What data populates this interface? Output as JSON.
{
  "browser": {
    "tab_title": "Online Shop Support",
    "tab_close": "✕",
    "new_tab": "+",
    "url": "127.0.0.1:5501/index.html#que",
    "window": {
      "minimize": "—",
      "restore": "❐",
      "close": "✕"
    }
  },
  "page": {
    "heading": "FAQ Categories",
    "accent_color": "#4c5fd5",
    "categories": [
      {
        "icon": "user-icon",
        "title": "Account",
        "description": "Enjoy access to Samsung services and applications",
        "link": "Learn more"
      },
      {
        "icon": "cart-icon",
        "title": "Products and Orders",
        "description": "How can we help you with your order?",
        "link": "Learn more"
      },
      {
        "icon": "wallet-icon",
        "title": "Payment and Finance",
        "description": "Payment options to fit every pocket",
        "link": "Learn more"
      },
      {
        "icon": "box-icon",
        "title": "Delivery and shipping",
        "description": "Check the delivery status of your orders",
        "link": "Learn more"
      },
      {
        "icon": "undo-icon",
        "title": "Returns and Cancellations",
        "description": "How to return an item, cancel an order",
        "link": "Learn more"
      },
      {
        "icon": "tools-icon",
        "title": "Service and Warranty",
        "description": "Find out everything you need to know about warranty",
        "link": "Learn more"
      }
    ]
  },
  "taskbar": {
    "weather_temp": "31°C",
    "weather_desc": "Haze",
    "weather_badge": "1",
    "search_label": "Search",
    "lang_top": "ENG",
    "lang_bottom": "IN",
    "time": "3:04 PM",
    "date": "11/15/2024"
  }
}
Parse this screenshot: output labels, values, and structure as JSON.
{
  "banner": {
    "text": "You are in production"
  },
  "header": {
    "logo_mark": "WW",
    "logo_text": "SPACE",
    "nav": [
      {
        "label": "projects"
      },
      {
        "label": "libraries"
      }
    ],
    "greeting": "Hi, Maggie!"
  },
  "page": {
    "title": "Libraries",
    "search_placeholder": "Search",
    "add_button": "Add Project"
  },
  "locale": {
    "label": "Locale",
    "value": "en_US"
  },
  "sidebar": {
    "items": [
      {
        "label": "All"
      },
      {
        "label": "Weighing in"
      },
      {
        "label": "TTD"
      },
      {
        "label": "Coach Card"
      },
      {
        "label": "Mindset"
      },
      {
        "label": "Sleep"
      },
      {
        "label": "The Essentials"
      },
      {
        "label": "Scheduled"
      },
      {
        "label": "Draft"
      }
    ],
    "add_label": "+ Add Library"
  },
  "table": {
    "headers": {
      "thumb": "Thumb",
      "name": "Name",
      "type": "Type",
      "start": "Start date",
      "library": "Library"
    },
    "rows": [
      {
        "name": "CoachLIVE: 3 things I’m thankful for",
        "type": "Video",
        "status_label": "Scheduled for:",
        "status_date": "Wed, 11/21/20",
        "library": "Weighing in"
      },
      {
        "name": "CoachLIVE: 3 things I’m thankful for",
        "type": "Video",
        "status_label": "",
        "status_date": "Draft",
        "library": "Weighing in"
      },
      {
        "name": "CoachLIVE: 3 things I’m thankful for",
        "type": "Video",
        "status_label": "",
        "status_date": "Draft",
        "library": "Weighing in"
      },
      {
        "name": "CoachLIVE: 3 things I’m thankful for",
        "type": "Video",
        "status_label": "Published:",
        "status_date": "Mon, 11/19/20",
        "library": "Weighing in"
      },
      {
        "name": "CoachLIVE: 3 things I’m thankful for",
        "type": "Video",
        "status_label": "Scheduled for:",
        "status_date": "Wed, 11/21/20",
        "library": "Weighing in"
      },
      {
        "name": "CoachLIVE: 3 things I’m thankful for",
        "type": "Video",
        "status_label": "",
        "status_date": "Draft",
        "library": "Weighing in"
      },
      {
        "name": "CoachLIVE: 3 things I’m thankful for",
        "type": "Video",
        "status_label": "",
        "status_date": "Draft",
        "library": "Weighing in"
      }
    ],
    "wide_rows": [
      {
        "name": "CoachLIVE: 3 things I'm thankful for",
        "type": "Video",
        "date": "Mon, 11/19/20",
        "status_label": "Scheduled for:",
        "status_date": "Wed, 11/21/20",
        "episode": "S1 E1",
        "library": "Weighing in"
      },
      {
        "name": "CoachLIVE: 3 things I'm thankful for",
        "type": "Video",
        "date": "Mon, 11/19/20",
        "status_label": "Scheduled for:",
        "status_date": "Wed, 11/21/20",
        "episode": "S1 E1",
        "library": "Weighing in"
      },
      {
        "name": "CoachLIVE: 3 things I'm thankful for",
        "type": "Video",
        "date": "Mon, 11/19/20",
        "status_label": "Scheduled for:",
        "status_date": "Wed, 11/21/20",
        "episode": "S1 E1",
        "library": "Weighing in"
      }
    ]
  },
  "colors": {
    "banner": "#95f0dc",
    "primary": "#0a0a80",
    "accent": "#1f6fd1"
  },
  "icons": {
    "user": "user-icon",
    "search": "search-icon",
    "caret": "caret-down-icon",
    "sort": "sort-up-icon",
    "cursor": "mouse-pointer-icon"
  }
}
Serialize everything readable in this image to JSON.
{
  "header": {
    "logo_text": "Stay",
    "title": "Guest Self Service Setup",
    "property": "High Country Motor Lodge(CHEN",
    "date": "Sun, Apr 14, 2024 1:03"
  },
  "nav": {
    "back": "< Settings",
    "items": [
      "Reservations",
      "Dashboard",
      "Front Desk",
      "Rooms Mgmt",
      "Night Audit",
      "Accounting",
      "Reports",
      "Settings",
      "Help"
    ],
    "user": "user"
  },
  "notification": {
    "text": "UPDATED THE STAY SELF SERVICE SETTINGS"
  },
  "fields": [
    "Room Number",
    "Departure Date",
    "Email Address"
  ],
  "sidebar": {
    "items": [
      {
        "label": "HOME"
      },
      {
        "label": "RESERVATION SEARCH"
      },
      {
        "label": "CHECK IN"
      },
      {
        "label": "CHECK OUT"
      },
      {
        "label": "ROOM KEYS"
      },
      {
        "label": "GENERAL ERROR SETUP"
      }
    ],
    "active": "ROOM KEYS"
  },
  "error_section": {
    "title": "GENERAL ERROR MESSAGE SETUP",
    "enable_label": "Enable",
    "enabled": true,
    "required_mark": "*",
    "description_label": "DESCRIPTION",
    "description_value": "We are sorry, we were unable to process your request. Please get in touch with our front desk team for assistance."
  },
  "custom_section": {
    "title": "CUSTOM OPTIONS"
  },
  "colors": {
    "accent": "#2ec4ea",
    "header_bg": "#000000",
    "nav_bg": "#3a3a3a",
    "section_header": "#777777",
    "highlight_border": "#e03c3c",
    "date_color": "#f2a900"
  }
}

◆ AIM OF THE TASK ◆
Extract, from the material above, each line holding the word "with".

◆ PROBLEM SOLUTION ◆
        "description": "How can we help you with your order?",
    "description_value": "We are sorry, we were unable to process your request. Please get in touch with our front desk team for assistance."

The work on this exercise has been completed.